- _TASK REQUIREMENTS_:
Copy out each line that has "business" in it.

- _DATA SHOWN_:
━━━━━━━━━━━━━━━━━━━━

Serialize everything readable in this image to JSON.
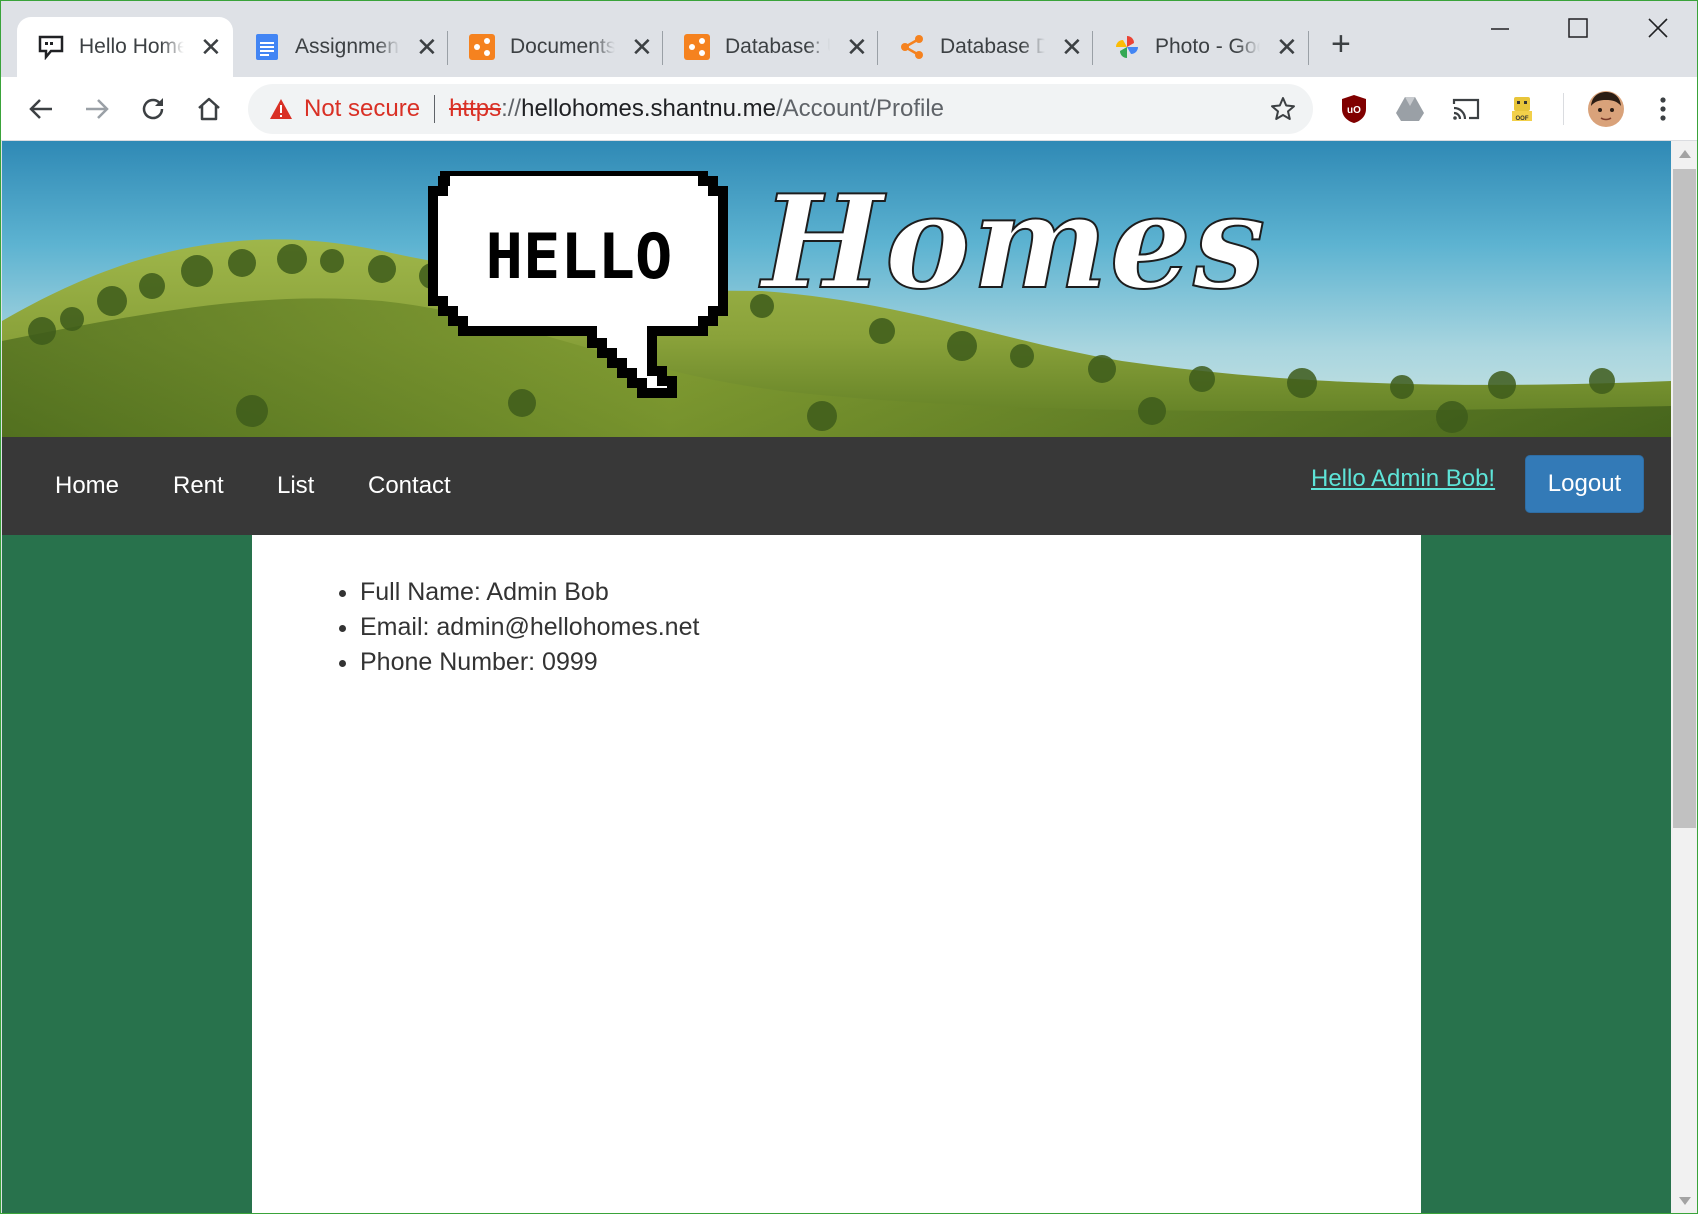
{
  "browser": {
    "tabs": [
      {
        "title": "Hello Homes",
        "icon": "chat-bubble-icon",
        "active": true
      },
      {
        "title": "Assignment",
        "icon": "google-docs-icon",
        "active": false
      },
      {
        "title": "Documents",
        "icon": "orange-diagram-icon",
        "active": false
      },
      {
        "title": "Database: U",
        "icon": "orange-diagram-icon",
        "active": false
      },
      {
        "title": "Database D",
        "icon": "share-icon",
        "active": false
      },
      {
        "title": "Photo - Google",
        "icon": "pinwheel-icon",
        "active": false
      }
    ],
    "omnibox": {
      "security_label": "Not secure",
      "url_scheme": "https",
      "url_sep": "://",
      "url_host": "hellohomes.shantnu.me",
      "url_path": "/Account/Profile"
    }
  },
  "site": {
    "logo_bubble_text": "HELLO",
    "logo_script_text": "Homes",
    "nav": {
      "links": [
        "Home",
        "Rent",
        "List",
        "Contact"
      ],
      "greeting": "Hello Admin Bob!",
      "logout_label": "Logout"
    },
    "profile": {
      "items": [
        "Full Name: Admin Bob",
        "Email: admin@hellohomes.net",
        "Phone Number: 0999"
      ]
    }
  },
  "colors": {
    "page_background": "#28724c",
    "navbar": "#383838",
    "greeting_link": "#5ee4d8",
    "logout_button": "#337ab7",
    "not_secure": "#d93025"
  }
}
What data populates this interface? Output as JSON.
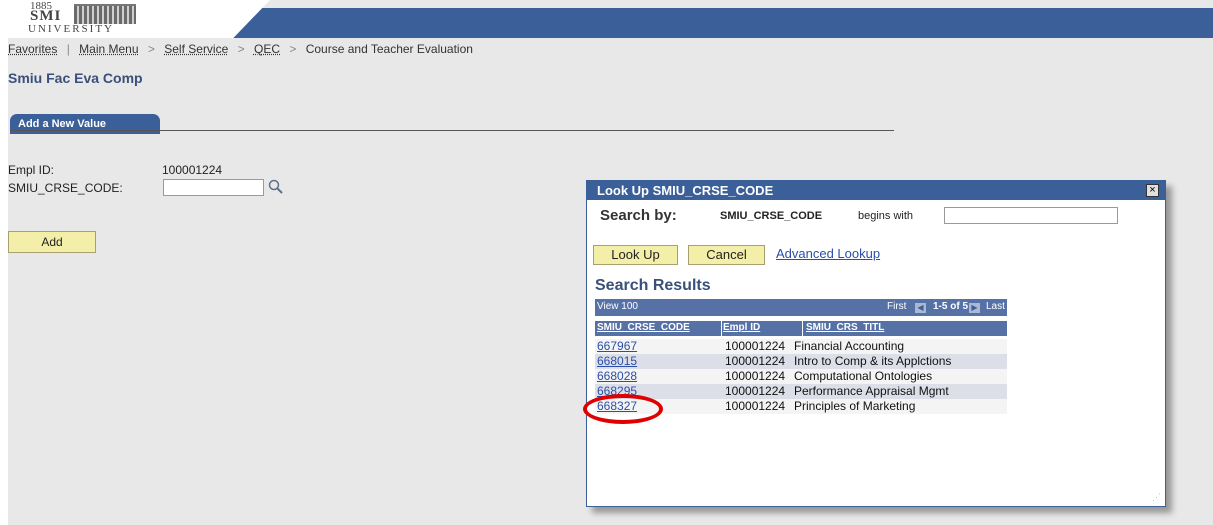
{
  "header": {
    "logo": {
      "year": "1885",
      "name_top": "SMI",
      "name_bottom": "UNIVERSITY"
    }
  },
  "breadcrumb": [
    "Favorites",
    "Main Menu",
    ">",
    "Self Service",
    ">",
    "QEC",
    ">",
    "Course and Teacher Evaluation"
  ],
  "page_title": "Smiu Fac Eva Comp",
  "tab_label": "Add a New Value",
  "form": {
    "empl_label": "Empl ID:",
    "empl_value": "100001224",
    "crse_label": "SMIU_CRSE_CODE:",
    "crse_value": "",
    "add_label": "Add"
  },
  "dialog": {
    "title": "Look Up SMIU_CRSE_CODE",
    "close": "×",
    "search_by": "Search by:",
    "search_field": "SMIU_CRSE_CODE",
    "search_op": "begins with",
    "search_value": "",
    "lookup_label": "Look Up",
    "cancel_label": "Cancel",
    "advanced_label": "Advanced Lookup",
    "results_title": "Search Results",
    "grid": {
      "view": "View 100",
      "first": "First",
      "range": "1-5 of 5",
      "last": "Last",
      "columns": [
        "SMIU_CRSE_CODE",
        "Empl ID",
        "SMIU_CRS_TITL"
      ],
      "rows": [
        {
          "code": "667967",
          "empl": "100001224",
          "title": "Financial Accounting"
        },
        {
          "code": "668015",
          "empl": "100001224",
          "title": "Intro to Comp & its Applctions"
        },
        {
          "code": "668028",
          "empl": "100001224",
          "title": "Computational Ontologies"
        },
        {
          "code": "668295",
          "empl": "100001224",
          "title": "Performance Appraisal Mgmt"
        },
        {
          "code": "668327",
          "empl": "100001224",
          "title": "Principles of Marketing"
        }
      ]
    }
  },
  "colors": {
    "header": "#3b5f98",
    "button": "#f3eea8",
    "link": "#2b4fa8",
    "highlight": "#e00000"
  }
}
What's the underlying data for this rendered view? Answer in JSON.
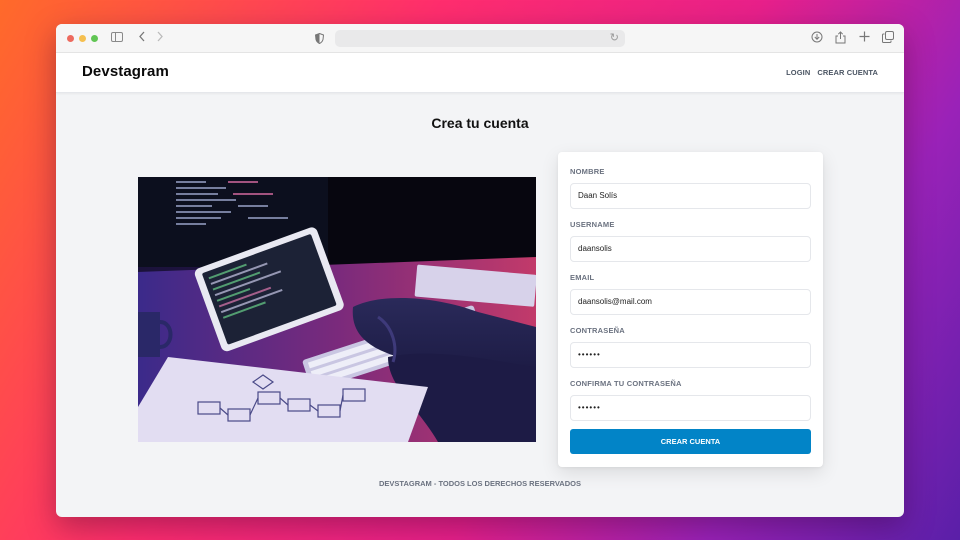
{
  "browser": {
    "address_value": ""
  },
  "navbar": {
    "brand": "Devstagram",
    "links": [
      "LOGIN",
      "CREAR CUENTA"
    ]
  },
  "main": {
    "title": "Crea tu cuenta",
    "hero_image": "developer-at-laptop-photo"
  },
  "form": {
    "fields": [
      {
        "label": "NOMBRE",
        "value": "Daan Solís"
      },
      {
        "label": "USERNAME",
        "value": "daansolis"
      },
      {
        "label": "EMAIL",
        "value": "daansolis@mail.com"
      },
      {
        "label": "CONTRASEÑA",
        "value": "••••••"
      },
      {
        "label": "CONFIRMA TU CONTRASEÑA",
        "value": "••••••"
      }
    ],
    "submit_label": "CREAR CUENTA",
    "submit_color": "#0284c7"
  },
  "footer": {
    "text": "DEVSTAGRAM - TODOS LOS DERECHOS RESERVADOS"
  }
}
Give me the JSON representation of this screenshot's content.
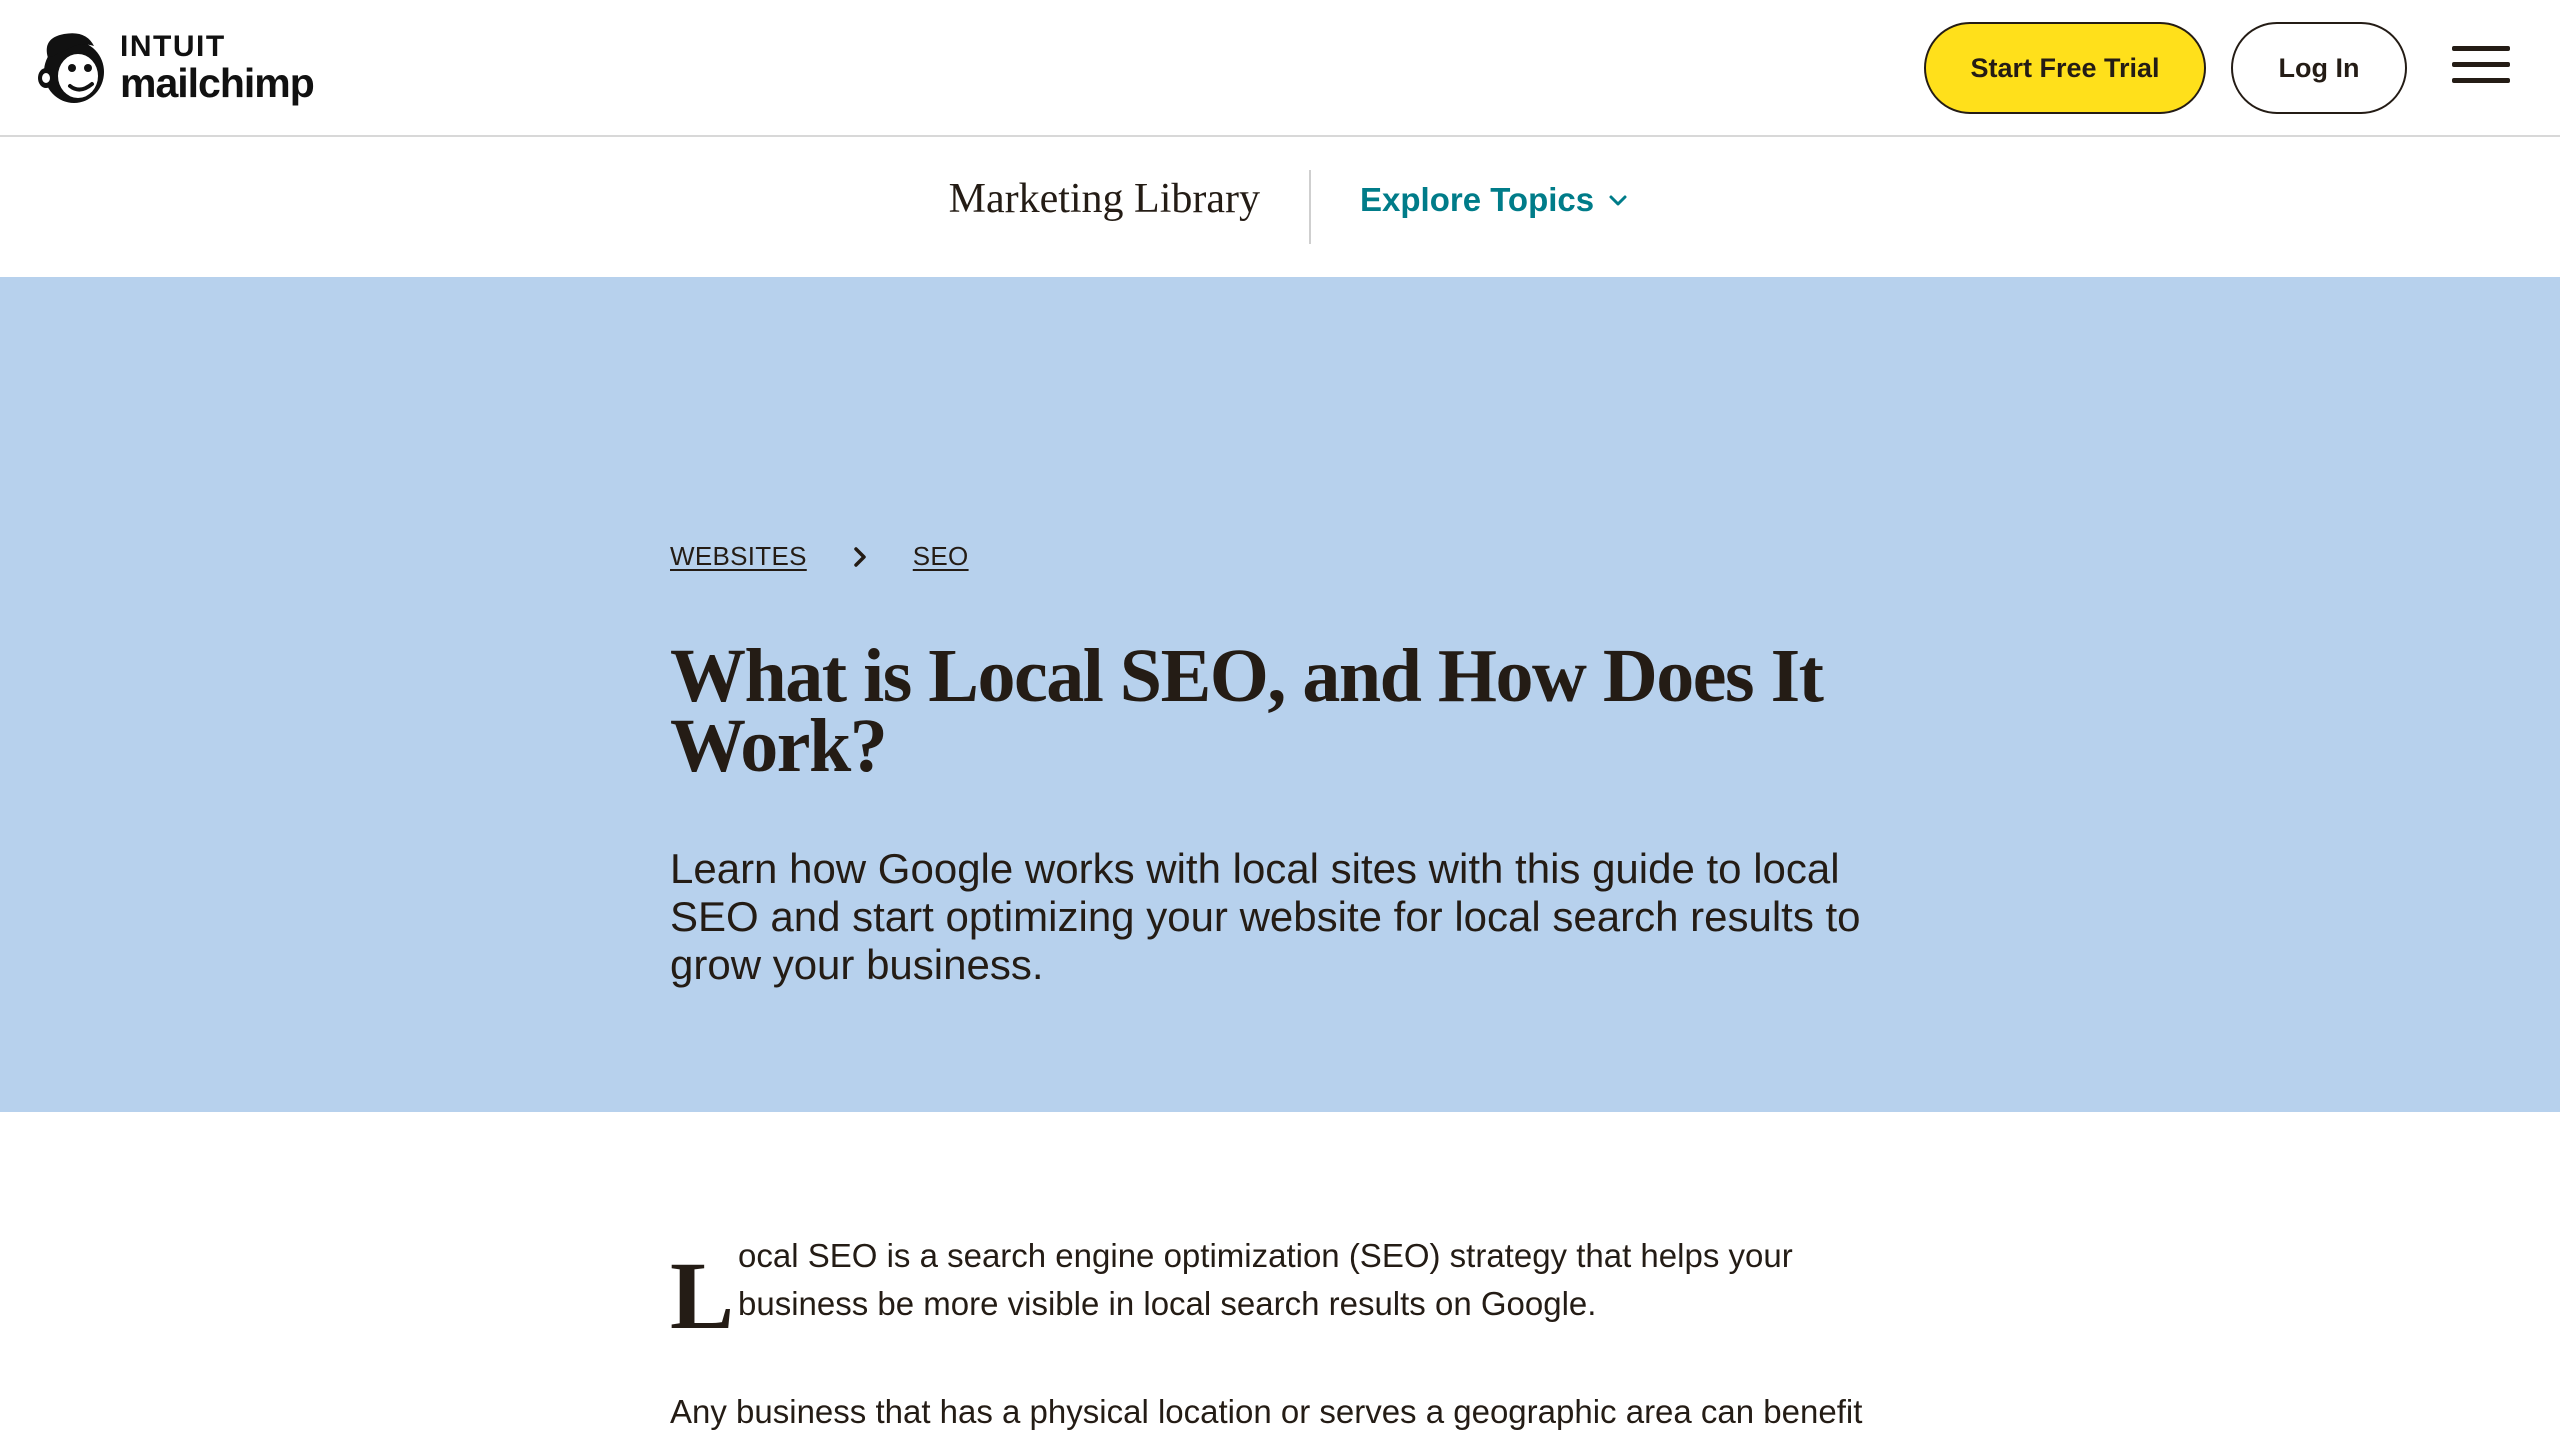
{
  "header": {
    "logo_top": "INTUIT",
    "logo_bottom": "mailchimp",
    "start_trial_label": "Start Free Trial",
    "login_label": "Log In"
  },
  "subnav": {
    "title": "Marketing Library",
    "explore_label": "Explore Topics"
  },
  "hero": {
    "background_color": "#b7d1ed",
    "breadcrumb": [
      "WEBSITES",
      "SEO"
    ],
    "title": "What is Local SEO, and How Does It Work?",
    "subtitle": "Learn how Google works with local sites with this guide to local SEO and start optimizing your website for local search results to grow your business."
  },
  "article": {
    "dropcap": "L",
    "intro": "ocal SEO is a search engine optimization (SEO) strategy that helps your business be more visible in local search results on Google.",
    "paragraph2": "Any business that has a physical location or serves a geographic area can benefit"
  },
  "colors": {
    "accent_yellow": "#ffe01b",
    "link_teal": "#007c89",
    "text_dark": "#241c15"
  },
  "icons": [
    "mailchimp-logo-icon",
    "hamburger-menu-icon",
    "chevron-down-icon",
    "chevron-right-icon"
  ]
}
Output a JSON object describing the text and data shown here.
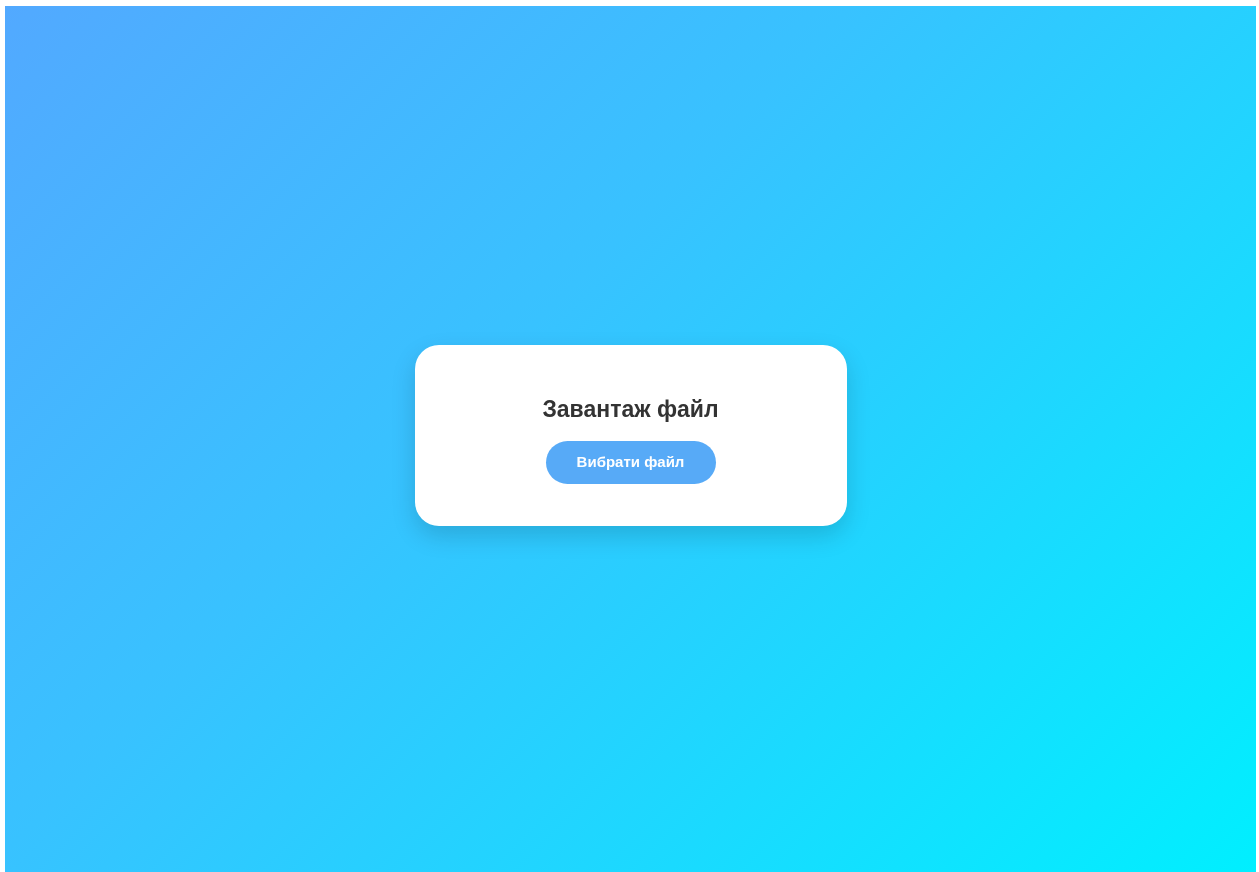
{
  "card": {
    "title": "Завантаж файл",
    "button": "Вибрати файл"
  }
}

━━━━━━━━━━━━━━━━━━━━

- _COMPLETED EXERCISE_:
    "subtitle": "Learn how Google works with local sites with this guide to local SEO and start optimizing your website for local search results to grow your business."
    "intro": "ocal SEO is a search engine optimization (SEO) strategy that helps your business be more visible in local search results on Google.",
    "paragraph2": "Any business that has a physical location or serves a geographic area can benefit"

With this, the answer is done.